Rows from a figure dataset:

'''

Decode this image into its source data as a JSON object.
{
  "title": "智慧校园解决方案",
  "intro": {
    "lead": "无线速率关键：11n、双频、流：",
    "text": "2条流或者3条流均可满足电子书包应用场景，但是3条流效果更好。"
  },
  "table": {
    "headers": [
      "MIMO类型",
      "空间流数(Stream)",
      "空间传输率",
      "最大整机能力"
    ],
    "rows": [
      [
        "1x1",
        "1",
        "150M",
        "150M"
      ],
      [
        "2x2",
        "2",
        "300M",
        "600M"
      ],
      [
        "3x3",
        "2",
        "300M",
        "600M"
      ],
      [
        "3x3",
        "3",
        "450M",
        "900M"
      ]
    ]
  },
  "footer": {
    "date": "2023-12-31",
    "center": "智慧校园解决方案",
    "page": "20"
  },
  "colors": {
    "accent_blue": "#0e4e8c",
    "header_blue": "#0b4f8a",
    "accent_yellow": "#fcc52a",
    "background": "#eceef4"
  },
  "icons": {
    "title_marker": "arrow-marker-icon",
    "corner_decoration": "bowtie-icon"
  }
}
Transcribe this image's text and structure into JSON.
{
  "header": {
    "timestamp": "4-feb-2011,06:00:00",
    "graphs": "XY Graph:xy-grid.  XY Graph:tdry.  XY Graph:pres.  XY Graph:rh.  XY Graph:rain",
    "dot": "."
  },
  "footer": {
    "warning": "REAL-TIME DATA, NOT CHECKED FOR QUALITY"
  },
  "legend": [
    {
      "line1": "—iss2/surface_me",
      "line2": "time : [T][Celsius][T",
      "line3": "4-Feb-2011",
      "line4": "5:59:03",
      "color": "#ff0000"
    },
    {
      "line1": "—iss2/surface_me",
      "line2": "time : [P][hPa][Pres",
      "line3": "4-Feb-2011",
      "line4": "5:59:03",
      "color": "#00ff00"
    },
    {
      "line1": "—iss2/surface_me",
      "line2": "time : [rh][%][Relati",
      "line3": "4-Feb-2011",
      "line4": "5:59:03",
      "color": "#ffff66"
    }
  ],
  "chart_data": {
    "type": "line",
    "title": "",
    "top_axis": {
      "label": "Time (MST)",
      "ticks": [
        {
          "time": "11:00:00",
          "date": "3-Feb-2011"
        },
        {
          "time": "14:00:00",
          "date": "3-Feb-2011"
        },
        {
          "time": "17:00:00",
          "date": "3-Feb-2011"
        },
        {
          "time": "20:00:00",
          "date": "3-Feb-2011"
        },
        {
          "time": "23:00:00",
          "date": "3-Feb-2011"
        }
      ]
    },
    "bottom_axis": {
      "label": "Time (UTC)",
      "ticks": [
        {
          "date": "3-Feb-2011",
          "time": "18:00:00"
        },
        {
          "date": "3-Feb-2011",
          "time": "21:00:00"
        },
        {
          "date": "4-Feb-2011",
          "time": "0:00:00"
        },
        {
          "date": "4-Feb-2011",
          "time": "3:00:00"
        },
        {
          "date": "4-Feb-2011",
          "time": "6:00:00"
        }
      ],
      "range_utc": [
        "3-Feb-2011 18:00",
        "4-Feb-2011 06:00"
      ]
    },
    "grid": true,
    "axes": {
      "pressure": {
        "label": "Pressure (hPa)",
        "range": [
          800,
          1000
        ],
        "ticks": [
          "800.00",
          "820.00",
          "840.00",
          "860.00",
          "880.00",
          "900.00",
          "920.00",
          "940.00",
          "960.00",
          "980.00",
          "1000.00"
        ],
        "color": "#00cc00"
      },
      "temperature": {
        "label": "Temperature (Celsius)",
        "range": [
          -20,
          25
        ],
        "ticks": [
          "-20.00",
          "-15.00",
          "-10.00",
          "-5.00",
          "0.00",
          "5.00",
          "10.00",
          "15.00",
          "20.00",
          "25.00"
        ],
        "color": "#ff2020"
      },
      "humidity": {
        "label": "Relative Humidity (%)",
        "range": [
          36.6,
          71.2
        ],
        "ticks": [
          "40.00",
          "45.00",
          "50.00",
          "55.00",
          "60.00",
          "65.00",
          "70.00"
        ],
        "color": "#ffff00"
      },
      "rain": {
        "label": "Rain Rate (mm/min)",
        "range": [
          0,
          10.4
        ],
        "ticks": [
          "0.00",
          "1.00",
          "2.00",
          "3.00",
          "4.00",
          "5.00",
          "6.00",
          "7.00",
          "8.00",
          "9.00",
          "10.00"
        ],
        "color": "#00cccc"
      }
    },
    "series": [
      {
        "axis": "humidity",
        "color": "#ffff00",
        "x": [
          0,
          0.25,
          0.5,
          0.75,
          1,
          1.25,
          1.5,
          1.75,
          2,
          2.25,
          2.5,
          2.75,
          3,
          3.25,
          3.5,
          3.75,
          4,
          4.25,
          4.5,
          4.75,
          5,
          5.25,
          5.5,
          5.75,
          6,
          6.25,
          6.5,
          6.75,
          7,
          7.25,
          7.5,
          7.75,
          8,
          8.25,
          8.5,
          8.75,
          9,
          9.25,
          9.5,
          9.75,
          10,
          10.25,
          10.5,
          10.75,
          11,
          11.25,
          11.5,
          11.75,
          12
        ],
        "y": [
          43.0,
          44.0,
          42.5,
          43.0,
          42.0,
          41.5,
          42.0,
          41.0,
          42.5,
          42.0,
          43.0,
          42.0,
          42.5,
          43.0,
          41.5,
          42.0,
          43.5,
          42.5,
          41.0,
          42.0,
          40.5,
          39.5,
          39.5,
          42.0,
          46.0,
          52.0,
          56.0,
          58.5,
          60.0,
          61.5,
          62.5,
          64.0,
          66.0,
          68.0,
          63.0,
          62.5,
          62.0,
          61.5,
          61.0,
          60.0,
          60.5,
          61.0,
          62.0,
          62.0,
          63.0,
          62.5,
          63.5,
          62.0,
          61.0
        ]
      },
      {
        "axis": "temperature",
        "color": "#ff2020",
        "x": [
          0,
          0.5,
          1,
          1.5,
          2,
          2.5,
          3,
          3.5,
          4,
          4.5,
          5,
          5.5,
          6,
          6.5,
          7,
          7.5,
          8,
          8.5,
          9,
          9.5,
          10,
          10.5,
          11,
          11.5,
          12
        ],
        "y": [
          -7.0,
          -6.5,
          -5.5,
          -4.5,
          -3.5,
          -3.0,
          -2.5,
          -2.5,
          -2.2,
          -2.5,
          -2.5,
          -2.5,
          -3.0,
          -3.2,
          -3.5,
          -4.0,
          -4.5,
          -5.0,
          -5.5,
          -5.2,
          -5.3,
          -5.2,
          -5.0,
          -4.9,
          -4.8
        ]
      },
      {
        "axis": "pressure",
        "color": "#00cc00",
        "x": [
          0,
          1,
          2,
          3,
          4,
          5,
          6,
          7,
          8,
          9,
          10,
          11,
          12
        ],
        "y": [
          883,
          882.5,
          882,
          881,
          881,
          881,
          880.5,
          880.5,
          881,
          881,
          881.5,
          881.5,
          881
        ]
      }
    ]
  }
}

'''

Retype every entry above, word for word.

- [Solution]
Decode this image into its source data as a JSON object.
{
  "title": "智慧校园解决方案",
  "intro": {
    "lead": "无线速率关键：11n、双频、流：",
    "text": "2条流或者3条流均可满足电子书包应用场景，但是3条流效果更好。"
  },
  "table": {
    "headers": [
      "MIMO类型",
      "空间流数(Stream)",
      "空间传输率",
      "最大整机能力"
    ],
    "rows": [
      [
        "1x1",
        "1",
        "150M",
        "150M"
      ],
      [
        "2x2",
        "2",
        "300M",
        "600M"
      ],
      [
        "3x3",
        "2",
        "300M",
        "600M"
      ],
      [
        "3x3",
        "3",
        "450M",
        "900M"
      ]
    ]
  },
  "footer": {
    "date": "2023-12-31",
    "center": "智慧校园解决方案",
    "page": "20"
  },
  "colors": {
    "accent_blue": "#0e4e8c",
    "header_blue": "#0b4f8a",
    "accent_yellow": "#fcc52a",
    "background": "#eceef4"
  },
  "icons": {
    "title_marker": "arrow-marker-icon",
    "corner_decoration": "bowtie-icon"
  }
}
Transcribe this image's text and structure into JSON.
{
  "header": {
    "timestamp": "4-feb-2011,06:00:00",
    "graphs": "XY Graph:xy-grid.  XY Graph:tdry.  XY Graph:pres.  XY Graph:rh.  XY Graph:rain",
    "dot": "."
  },
  "footer": {
    "warning": "REAL-TIME DATA, NOT CHECKED FOR QUALITY"
  },
  "legend": [
    {
      "line1": "—iss2/surface_me",
      "line2": "time : [T][Celsius][T",
      "line3": "4-Feb-2011",
      "line4": "5:59:03",
      "color": "#ff0000"
    },
    {
      "line1": "—iss2/surface_me",
      "line2": "time : [P][hPa][Pres",
      "line3": "4-Feb-2011",
      "line4": "5:59:03",
      "color": "#00ff00"
    },
    {
      "line1": "—iss2/surface_me",
      "line2": "time : [rh][%][Relati",
      "line3": "4-Feb-2011",
      "line4": "5:59:03",
      "color": "#ffff66"
    }
  ],
  "chart_data": {
    "type": "line",
    "title": "",
    "top_axis": {
      "label": "Time (MST)",
      "ticks": [
        {
          "time": "11:00:00",
          "date": "3-Feb-2011"
        },
        {
          "time": "14:00:00",
          "date": "3-Feb-2011"
        },
        {
          "time": "17:00:00",
          "date": "3-Feb-2011"
        },
        {
          "time": "20:00:00",
          "date": "3-Feb-2011"
        },
        {
          "time": "23:00:00",
          "date": "3-Feb-2011"
        }
      ]
    },
    "bottom_axis": {
      "label": "Time (UTC)",
      "ticks": [
        {
          "date": "3-Feb-2011",
          "time": "18:00:00"
        },
        {
          "date": "3-Feb-2011",
          "time": "21:00:00"
        },
        {
          "date": "4-Feb-2011",
          "time": "0:00:00"
        },
        {
          "date": "4-Feb-2011",
          "time": "3:00:00"
        },
        {
          "date": "4-Feb-2011",
          "time": "6:00:00"
        }
      ],
      "range_utc": [
        "3-Feb-2011 18:00",
        "4-Feb-2011 06:00"
      ]
    },
    "grid": true,
    "axes": {
      "pressure": {
        "label": "Pressure (hPa)",
        "range": [
          800,
          1000
        ],
        "ticks": [
          "800.00",
          "820.00",
          "840.00",
          "860.00",
          "880.00",
          "900.00",
          "920.00",
          "940.00",
          "960.00",
          "980.00",
          "1000.00"
        ],
        "color": "#00cc00"
      },
      "temperature": {
        "label": "Temperature (Celsius)",
        "range": [
          -20,
          25
        ],
        "ticks": [
          "-20.00",
          "-15.00",
          "-10.00",
          "-5.00",
          "0.00",
          "5.00",
          "10.00",
          "15.00",
          "20.00",
          "25.00"
        ],
        "color": "#ff2020"
      },
      "humidity": {
        "label": "Relative Humidity (%)",
        "range": [
          36.6,
          71.2
        ],
        "ticks": [
          "40.00",
          "45.00",
          "50.00",
          "55.00",
          "60.00",
          "65.00",
          "70.00"
        ],
        "color": "#ffff00"
      },
      "rain": {
        "label": "Rain Rate (mm/min)",
        "range": [
          0,
          10.4
        ],
        "ticks": [
          "0.00",
          "1.00",
          "2.00",
          "3.00",
          "4.00",
          "5.00",
          "6.00",
          "7.00",
          "8.00",
          "9.00",
          "10.00"
        ],
        "color": "#00cccc"
      }
    },
    "series": [
      {
        "axis": "humidity",
        "color": "#ffff00",
        "x": [
          0,
          0.25,
          0.5,
          0.75,
          1,
          1.25,
          1.5,
          1.75,
          2,
          2.25,
          2.5,
          2.75,
          3,
          3.25,
          3.5,
          3.75,
          4,
          4.25,
          4.5,
          4.75,
          5,
          5.25,
          5.5,
          5.75,
          6,
          6.25,
          6.5,
          6.75,
          7,
          7.25,
          7.5,
          7.75,
          8,
          8.25,
          8.5,
          8.75,
          9,
          9.25,
          9.5,
          9.75,
          10,
          10.25,
          10.5,
          10.75,
          11,
          11.25,
          11.5,
          11.75,
          12
        ],
        "y": [
          43.0,
          44.0,
          42.5,
          43.0,
          42.0,
          41.5,
          42.0,
          41.0,
          42.5,
          42.0,
          43.0,
          42.0,
          42.5,
          43.0,
          41.5,
          42.0,
          43.5,
          42.5,
          41.0,
          42.0,
          40.5,
          39.5,
          39.5,
          42.0,
          46.0,
          52.0,
          56.0,
          58.5,
          60.0,
          61.5,
          62.5,
          64.0,
          66.0,
          68.0,
          63.0,
          62.5,
          62.0,
          61.5,
          61.0,
          60.0,
          60.5,
          61.0,
          62.0,
          62.0,
          63.0,
          62.5,
          63.5,
          62.0,
          61.0
        ]
      },
      {
        "axis": "temperature",
        "color": "#ff2020",
        "x": [
          0,
          0.5,
          1,
          1.5,
          2,
          2.5,
          3,
          3.5,
          4,
          4.5,
          5,
          5.5,
          6,
          6.5,
          7,
          7.5,
          8,
          8.5,
          9,
          9.5,
          10,
          10.5,
          11,
          11.5,
          12
        ],
        "y": [
          -7.0,
          -6.5,
          -5.5,
          -4.5,
          -3.5,
          -3.0,
          -2.5,
          -2.5,
          -2.2,
          -2.5,
          -2.5,
          -2.5,
          -3.0,
          -3.2,
          -3.5,
          -4.0,
          -4.5,
          -5.0,
          -5.5,
          -5.2,
          -5.3,
          -5.2,
          -5.0,
          -4.9,
          -4.8
        ]
      },
      {
        "axis": "pressure",
        "color": "#00cc00",
        "x": [
          0,
          1,
          2,
          3,
          4,
          5,
          6,
          7,
          8,
          9,
          10,
          11,
          12
        ],
        "y": [
          883,
          882.5,
          882,
          881,
          881,
          881,
          880.5,
          880.5,
          881,
          881,
          881.5,
          881.5,
          881
        ]
      }
    ]
  }
}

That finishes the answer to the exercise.